**WRITTEN TASK**
Scan the data for "Green" and copy the lines it appears in.

**RAW DATA**
++++++++

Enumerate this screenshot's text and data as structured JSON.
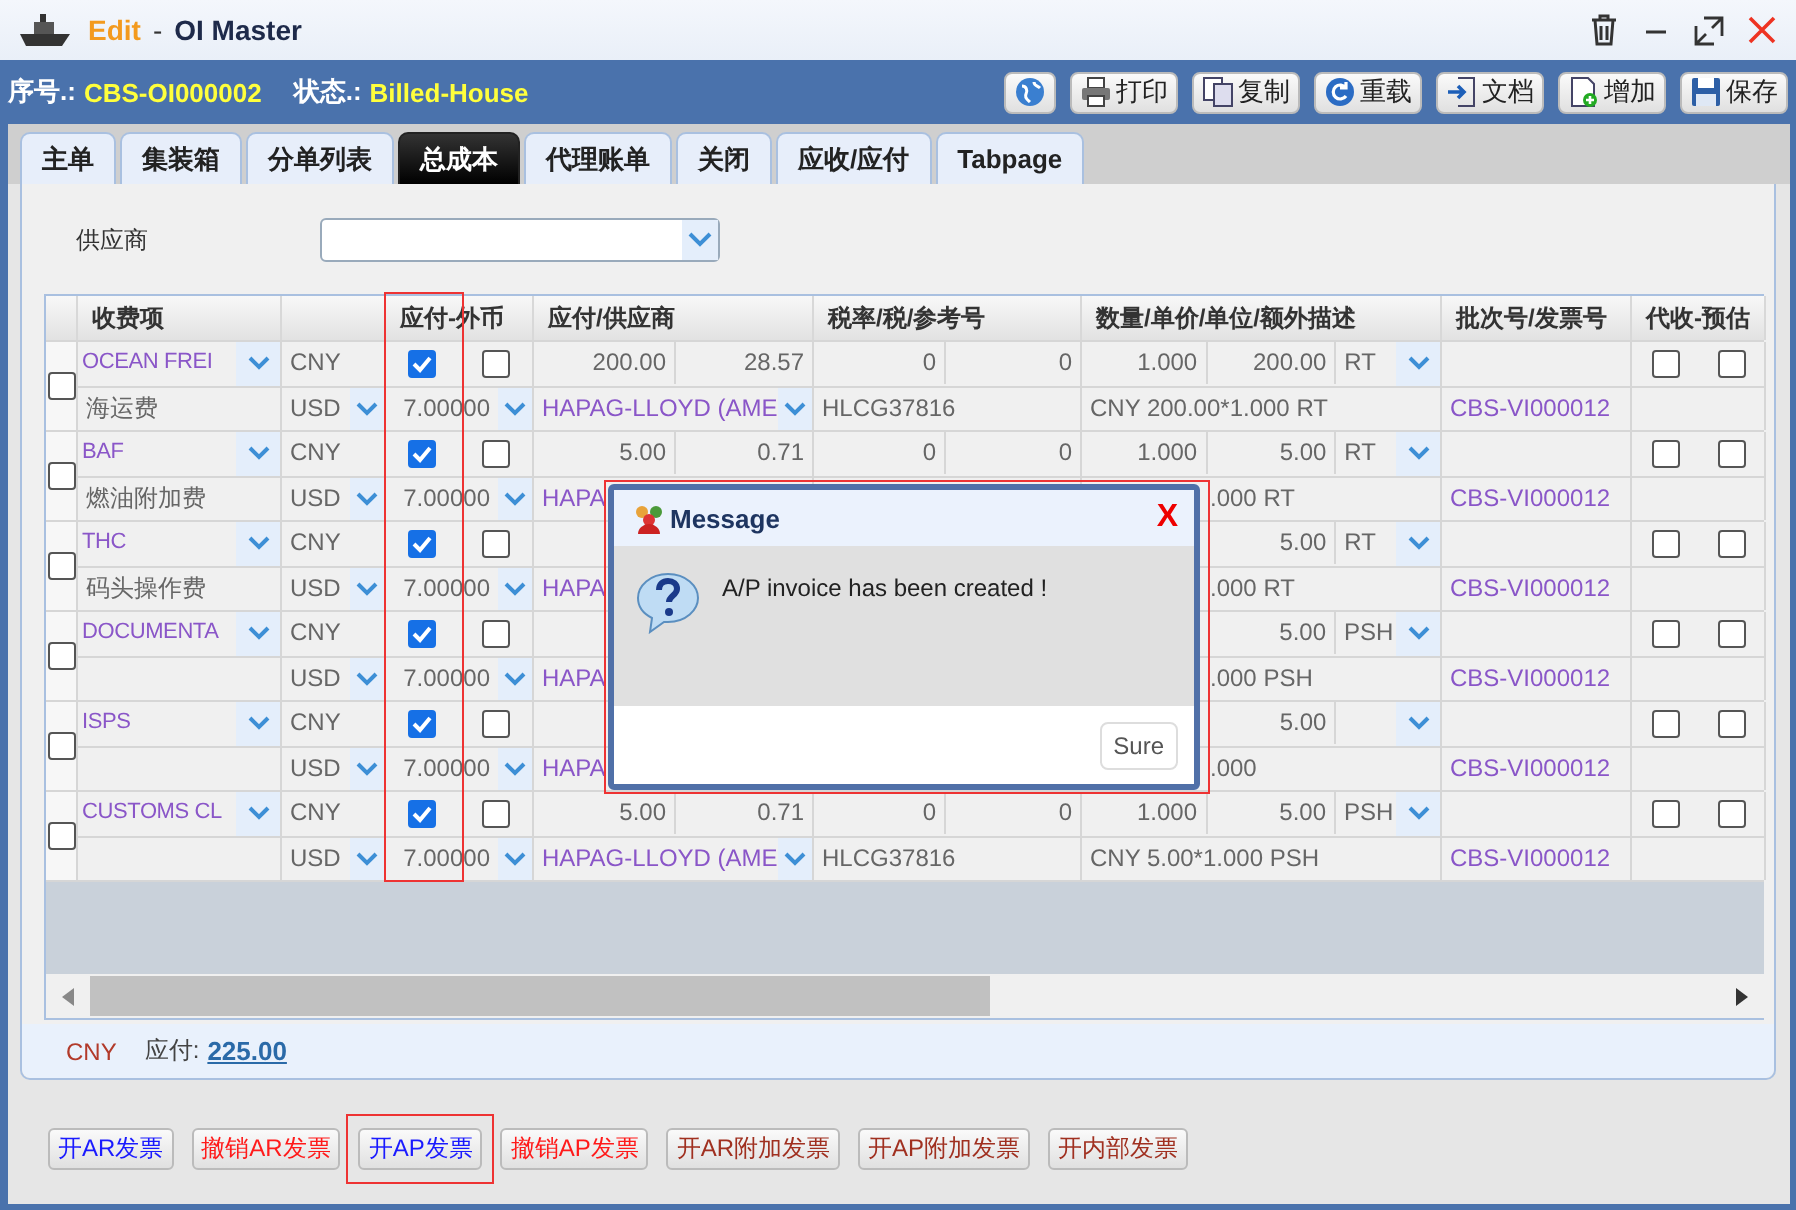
{
  "window": {
    "mode": "Edit",
    "separator": "-",
    "title": "OI Master"
  },
  "header": {
    "serial_label": "序号.:",
    "serial": "CBS-OI000002",
    "status_label": "状态.:",
    "status": "Billed-House"
  },
  "toolbar": [
    {
      "kind": "globe"
    },
    {
      "kind": "print",
      "label": "打印"
    },
    {
      "kind": "copy",
      "label": "复制"
    },
    {
      "kind": "reload",
      "label": "重载"
    },
    {
      "kind": "doc",
      "label": "文档"
    },
    {
      "kind": "add",
      "label": "增加"
    },
    {
      "kind": "save",
      "label": "保存"
    }
  ],
  "tabs": [
    {
      "label": "主单",
      "selected": false
    },
    {
      "label": "集装箱",
      "selected": false
    },
    {
      "label": "分单列表",
      "selected": false
    },
    {
      "label": "总成本",
      "selected": true
    },
    {
      "label": "代理账单",
      "selected": false
    },
    {
      "label": "关闭",
      "selected": false
    },
    {
      "label": "应收/应付",
      "selected": false
    },
    {
      "label": "Tabpage",
      "selected": false
    }
  ],
  "supplier": {
    "label": "供应商"
  },
  "table": {
    "columns": [
      "收费项",
      "应付-外币",
      "应付/供应商",
      "税率/税/参考号",
      "数量/单价/单位/额外描述",
      "批次号/发票号",
      "代收-预估"
    ],
    "pay_column_highlighted": true,
    "records": [
      {
        "selected": false,
        "name": "OCEAN FREI",
        "currency": "CNY",
        "pay": true,
        "foreign": false,
        "amount": "200.00",
        "amount2": "28.57",
        "tax": "0",
        "tax2": "0",
        "qty": "1.000",
        "price": "200.00",
        "unit": "RT",
        "collect": false,
        "estimate": false,
        "subname": "海运费",
        "fx_currency": "USD",
        "rate": "7.00000",
        "supplier": "HAPAG-LLOYD (AME",
        "ref": "HLCG37816",
        "desc": "CNY 200.00*1.000 RT",
        "invoice": "CBS-VI000012",
        "covered": false
      },
      {
        "selected": false,
        "name": "BAF",
        "currency": "CNY",
        "pay": true,
        "foreign": false,
        "amount": "5.00",
        "amount2": "0.71",
        "tax": "0",
        "tax2": "0",
        "qty": "1.000",
        "price": "5.00",
        "unit": "RT",
        "collect": false,
        "estimate": false,
        "subname": "燃油附加费",
        "fx_currency": "USD",
        "rate": "7.00000",
        "supplier": "HAPA",
        "desc": ".000 RT",
        "invoice": "CBS-VI000012",
        "covered": true
      },
      {
        "selected": false,
        "name": "THC",
        "currency": "CNY",
        "pay": true,
        "foreign": false,
        "price": "5.00",
        "unit": "RT",
        "collect": false,
        "estimate": false,
        "subname": "码头操作费",
        "fx_currency": "USD",
        "rate": "7.00000",
        "supplier": "HAPA",
        "desc": ".000 RT",
        "invoice": "CBS-VI000012",
        "covered": true
      },
      {
        "selected": false,
        "name": "DOCUMENTA",
        "currency": "CNY",
        "pay": true,
        "foreign": false,
        "price": "5.00",
        "unit": "PSH",
        "collect": false,
        "estimate": false,
        "fx_currency": "USD",
        "rate": "7.00000",
        "supplier": "HAPA",
        "desc": ".000 PSH",
        "invoice": "CBS-VI000012",
        "covered": true
      },
      {
        "selected": false,
        "name": "ISPS",
        "currency": "CNY",
        "pay": true,
        "foreign": false,
        "price": "5.00",
        "collect": false,
        "estimate": false,
        "fx_currency": "USD",
        "rate": "7.00000",
        "supplier": "HAPA",
        "desc": ".000",
        "invoice": "CBS-VI000012",
        "covered": true
      },
      {
        "selected": false,
        "name": "CUSTOMS CL",
        "currency": "CNY",
        "pay": true,
        "foreign": false,
        "amount": "5.00",
        "amount2": "0.71",
        "tax": "0",
        "tax2": "0",
        "qty": "1.000",
        "price": "5.00",
        "unit": "PSH",
        "collect": false,
        "estimate": false,
        "fx_currency": "USD",
        "rate": "7.00000",
        "supplier": "HAPAG-LLOYD (AME",
        "ref": "HLCG37816",
        "desc": "CNY 5.00*1.000 PSH",
        "invoice": "CBS-VI000012",
        "covered": false
      }
    ]
  },
  "totals": {
    "currency": "CNY",
    "label": "应付:",
    "amount": "225.00"
  },
  "actions": [
    {
      "label": "开AR发票",
      "color": "#1a1aff",
      "highlighted": false
    },
    {
      "label": "撤销AR发票",
      "color": "#ff1a1a",
      "highlighted": false
    },
    {
      "label": "开AP发票",
      "color": "#1a1aff",
      "highlighted": true
    },
    {
      "label": "撤销AP发票",
      "color": "#ff1a1a",
      "highlighted": false
    },
    {
      "label": "开AR附加发票",
      "color": "#a03020",
      "highlighted": false
    },
    {
      "label": "开AP附加发票",
      "color": "#a03020",
      "highlighted": false
    },
    {
      "label": "开内部发票",
      "color": "#a03020",
      "highlighted": false
    }
  ],
  "dialog": {
    "title": "Message",
    "close": "X",
    "message": "A/P invoice has been created !",
    "button": "Sure",
    "highlighted": true
  }
}
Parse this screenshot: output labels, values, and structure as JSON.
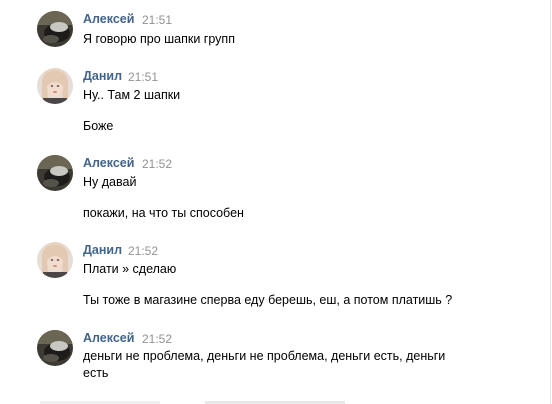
{
  "messages": [
    {
      "author": "Алексей",
      "time": "21:51",
      "avatar": "dark-cap-photo",
      "lines": [
        "Я говорю про шапки групп"
      ]
    },
    {
      "author": "Данил",
      "time": "21:51",
      "avatar": "light-hair-portrait",
      "lines": [
        "Ну.. Там 2 шапки",
        "Боже"
      ]
    },
    {
      "author": "Алексей",
      "time": "21:52",
      "avatar": "dark-cap-photo",
      "lines": [
        "Ну давай",
        "покажи, на что ты способен"
      ]
    },
    {
      "author": "Данил",
      "time": "21:52",
      "avatar": "light-hair-portrait",
      "lines": [
        "Плати » сделаю",
        "Ты тоже в магазине сперва еду берешь, еш, а потом платишь ?"
      ]
    },
    {
      "author": "Алексей",
      "time": "21:52",
      "avatar": "dark-cap-photo",
      "lines": [
        "деньги не проблема, деньги не проблема, деньги есть, деньги есть"
      ]
    }
  ],
  "colors": {
    "author_name": "#42648b",
    "timestamp": "#939393",
    "message_text": "#000000"
  }
}
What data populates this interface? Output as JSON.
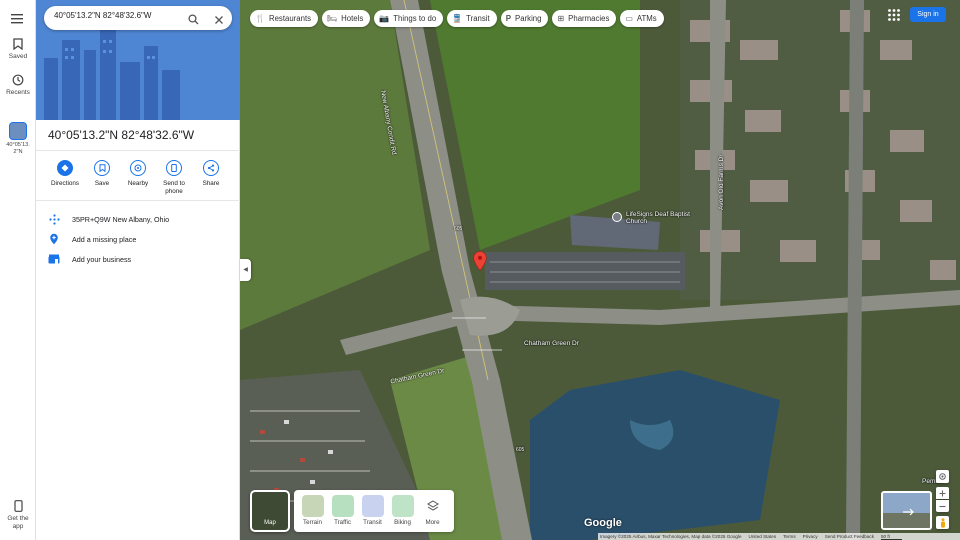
{
  "search": {
    "value": "40°05'13.2\"N 82°48'32.6\"W"
  },
  "rail": {
    "saved": "Saved",
    "recents": "Recents",
    "recent_item": "40°05'13.2\"N",
    "get_app": "Get the app"
  },
  "place": {
    "title": "40°05'13.2\"N 82°48'32.6\"W"
  },
  "actions": [
    {
      "label": "Directions",
      "icon": "directions-icon"
    },
    {
      "label": "Save",
      "icon": "bookmark-icon"
    },
    {
      "label": "Nearby",
      "icon": "nearby-icon"
    },
    {
      "label": "Send to phone",
      "icon": "send-to-phone-icon"
    },
    {
      "label": "Share",
      "icon": "share-icon"
    }
  ],
  "info": {
    "plus_code": "35PR+Q9W New Albany, Ohio",
    "add_place": "Add a missing place",
    "add_business": "Add your business"
  },
  "chips": [
    {
      "label": "Restaurants",
      "icon": "restaurant-icon"
    },
    {
      "label": "Hotels",
      "icon": "hotel-icon"
    },
    {
      "label": "Things to do",
      "icon": "camera-icon"
    },
    {
      "label": "Transit",
      "icon": "transit-icon"
    },
    {
      "label": "Parking",
      "icon": "parking-icon"
    },
    {
      "label": "Pharmacies",
      "icon": "pharmacy-icon"
    },
    {
      "label": "ATMs",
      "icon": "atm-icon"
    }
  ],
  "header": {
    "signin": "Sign in"
  },
  "layers": {
    "main": "Map",
    "options": [
      "Terrain",
      "Traffic",
      "Transit",
      "Biking",
      "More"
    ]
  },
  "map_labels": {
    "road_north": "New Albany Condit Rd",
    "road_east": "Avon Old Farms Dr",
    "church": "LifeSigns Deaf Baptist Church",
    "chatham_west": "Chatham Green Dr",
    "chatham_east": "Chatham Green Dr",
    "pember": "Pember",
    "route_605_a": "605",
    "route_605_b": "605",
    "route_605_c": "605"
  },
  "footer": {
    "imagery": "Imagery ©2025 Airbus, Maxar Technologies, Map data ©2025 Google",
    "country": "United States",
    "terms": "Terms",
    "privacy": "Privacy",
    "feedback": "Send Product Feedback",
    "scale": "50 ft"
  },
  "brand": {
    "logo": "Google"
  },
  "colors": {
    "accent": "#1a73e8",
    "pin": "#ea4335"
  }
}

++++++++

**EXERCISE RESPONSE**
    "chatham_west": "Chatham Green Dr",
    "chatham_east": "Chatham Green Dr",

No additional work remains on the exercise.